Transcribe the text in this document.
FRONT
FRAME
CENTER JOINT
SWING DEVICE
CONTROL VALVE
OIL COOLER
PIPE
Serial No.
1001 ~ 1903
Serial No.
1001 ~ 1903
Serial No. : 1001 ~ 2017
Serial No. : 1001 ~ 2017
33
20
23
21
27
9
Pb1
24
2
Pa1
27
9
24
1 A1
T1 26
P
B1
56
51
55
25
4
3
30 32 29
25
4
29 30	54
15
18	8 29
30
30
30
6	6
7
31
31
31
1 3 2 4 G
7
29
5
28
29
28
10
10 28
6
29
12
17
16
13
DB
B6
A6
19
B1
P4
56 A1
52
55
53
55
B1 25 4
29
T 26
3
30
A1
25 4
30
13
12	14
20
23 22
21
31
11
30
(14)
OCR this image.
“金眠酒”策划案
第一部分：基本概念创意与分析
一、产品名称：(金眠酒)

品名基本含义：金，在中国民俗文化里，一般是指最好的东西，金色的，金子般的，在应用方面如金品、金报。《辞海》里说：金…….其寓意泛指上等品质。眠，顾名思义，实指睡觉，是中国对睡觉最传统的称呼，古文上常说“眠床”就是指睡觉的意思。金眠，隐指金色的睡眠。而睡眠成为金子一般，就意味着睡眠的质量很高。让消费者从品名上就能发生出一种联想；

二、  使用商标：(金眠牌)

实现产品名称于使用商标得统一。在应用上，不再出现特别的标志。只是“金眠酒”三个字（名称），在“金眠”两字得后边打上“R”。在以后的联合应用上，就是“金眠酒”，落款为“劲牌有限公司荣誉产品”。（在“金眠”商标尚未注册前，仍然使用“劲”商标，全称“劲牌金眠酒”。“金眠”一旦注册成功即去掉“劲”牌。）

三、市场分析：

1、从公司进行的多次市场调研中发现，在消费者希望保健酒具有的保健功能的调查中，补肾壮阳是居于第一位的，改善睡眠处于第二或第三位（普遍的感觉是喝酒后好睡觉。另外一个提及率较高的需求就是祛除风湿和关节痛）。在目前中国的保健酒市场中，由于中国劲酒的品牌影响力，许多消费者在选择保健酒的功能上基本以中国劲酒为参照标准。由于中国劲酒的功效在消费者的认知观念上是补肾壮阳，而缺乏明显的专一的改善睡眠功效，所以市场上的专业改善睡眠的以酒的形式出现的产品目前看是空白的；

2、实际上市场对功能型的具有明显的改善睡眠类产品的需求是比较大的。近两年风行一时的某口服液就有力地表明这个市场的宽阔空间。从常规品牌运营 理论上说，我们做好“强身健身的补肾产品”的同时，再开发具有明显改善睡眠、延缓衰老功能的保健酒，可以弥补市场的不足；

┄┄┄┄┄┄

Pull out every line above that holds the word "this".

→ Written reply
Transcribe the text in this document.
OCR this image.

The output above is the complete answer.